* PROBLEMS TO SOLVE:
[1] Using the passage on Python modules and conditionals, answer the following:
(a) What does the `sys` module provide?
(b) Of what type is the result of a comparison operator?
(c) Of what type are the operands of logical operators in most cases?
[2] Name every module the passage on Python modules and conditionals lists as an often-used internal package or module.

* PASSAGE:
== Segment start ==

from math import pi as ip
print(ip)
import numpy as np
print(np.pi)
```
```{block, type="alert alert-success"}
> **Question 6**: What are the differences between these four ways to import modules and/or packages?
```
Often-used internal packages/modules:
- `os`: Operating system features
- `sys`: System specific configuration
- `math`: Mathametical functions, operators and constants
- `datetime`: Date/Time functionality
## Conditionals
*Comparison operators* compare two values or, more commonly, variables. The operands (x and y below) are often numerical, e.g. floating point or integer. The result of comparison operators is a 0 (False) or 1 (True), of type Boolean.
```{Python,engine.path='/usr/bin/python3', eval=FALSE}
x == y # TRUE if x is equal to y
x != y # TRUE if x is not equal to y
x > y # TRUE if x is greater than y
x < y # TRUE if x is less than y
x >= y # TRUE if x is greater than or equal to y
x <= y # TRUE if x is less than or equal to y
```
*Logical operators* evaluate the logical relation between two values or variables. The operands (x and y below) are in most cases Boolean. The result of logical operators is also Boolean.

== Segment end ==

* GIVEN RECORDS:
== Segment start ==

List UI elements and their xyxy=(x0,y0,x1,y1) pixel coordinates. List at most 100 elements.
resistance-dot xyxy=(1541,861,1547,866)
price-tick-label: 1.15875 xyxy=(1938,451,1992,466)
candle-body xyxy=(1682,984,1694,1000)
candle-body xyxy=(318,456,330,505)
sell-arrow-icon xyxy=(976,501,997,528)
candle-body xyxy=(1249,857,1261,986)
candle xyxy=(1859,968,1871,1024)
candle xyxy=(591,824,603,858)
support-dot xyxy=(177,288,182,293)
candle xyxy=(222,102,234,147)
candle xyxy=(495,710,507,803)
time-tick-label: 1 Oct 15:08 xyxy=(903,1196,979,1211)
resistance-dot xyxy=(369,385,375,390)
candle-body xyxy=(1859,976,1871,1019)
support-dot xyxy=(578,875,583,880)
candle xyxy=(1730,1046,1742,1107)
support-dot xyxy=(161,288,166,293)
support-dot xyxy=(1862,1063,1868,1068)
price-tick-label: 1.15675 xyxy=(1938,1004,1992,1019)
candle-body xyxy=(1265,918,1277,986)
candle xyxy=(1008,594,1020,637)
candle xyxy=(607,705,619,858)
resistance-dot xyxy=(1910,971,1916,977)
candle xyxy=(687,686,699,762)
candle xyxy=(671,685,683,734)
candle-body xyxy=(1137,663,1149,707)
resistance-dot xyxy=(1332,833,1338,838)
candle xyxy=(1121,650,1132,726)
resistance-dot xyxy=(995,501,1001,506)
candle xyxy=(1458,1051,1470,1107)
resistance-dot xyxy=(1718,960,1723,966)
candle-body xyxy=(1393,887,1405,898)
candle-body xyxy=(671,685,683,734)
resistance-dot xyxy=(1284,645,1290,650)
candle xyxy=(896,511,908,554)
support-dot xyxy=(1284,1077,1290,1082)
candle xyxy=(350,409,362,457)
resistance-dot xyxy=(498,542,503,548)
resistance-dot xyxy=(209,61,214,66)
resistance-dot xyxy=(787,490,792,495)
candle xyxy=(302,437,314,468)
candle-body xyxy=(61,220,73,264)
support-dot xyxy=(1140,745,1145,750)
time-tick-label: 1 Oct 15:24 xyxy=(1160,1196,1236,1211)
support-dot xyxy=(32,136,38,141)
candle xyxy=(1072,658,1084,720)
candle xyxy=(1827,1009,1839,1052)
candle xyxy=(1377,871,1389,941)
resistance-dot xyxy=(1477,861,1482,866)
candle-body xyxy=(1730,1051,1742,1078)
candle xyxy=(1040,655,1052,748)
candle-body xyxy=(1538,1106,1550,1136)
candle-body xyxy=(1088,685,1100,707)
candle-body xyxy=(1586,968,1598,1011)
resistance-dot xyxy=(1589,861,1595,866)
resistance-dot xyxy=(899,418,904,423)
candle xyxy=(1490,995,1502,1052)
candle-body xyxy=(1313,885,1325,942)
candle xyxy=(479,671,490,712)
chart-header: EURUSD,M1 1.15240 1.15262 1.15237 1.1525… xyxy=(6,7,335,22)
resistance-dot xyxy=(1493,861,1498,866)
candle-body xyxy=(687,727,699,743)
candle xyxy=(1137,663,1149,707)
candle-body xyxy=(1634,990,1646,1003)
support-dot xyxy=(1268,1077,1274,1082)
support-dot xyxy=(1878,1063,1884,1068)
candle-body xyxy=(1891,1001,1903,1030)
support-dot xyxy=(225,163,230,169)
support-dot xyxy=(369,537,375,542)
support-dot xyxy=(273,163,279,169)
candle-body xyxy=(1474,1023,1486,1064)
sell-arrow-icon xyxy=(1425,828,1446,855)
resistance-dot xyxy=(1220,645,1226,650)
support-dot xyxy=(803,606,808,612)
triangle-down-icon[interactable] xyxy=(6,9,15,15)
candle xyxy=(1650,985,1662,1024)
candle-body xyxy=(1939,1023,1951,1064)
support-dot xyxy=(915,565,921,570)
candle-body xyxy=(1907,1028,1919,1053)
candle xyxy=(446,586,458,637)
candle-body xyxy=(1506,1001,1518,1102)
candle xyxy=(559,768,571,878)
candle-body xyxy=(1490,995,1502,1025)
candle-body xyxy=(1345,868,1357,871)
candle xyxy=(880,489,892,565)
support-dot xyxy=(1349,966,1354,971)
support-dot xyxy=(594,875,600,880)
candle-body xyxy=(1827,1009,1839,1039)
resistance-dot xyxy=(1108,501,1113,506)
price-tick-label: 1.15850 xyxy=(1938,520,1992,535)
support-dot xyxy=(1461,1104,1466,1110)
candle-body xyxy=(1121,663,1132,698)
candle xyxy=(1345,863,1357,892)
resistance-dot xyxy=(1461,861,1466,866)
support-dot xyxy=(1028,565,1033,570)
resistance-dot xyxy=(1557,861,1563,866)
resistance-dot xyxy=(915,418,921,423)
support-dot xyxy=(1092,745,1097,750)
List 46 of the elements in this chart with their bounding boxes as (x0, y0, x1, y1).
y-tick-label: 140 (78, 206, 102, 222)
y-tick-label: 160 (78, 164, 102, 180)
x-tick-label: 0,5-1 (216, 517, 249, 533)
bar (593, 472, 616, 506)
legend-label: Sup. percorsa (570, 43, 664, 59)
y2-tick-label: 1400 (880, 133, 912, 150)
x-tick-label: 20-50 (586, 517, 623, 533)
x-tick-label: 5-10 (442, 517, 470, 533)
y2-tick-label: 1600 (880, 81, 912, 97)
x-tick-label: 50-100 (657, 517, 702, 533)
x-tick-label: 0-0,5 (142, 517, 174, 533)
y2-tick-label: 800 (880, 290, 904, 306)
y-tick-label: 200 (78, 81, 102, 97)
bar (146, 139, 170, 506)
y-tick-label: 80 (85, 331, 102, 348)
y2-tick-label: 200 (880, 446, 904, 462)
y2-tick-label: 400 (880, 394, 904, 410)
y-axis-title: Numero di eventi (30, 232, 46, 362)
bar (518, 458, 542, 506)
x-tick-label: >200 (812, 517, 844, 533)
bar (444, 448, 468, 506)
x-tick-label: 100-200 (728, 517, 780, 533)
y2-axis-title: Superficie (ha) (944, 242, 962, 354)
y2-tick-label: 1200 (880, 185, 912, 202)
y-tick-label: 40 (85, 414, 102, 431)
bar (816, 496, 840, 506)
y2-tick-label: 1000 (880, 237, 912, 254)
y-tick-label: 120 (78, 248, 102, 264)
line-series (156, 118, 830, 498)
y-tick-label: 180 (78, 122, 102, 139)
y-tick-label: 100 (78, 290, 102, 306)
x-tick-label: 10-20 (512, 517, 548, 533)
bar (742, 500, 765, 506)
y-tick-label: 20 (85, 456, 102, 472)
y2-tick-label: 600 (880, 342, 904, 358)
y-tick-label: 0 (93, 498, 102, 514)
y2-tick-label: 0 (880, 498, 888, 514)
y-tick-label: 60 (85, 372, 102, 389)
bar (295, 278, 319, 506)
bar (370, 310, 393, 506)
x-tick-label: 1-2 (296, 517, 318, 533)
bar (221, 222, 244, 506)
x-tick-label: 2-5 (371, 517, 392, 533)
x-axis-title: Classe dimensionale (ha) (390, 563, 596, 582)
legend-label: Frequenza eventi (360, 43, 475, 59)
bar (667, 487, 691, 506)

== Segment end ==

* EXERCISE RESULTS:
[1]
(a) System specific configuration.
(b) Boolean: 0 (False) or 1 (True).
(c) Boolean.

[2] os, sys, math, datetime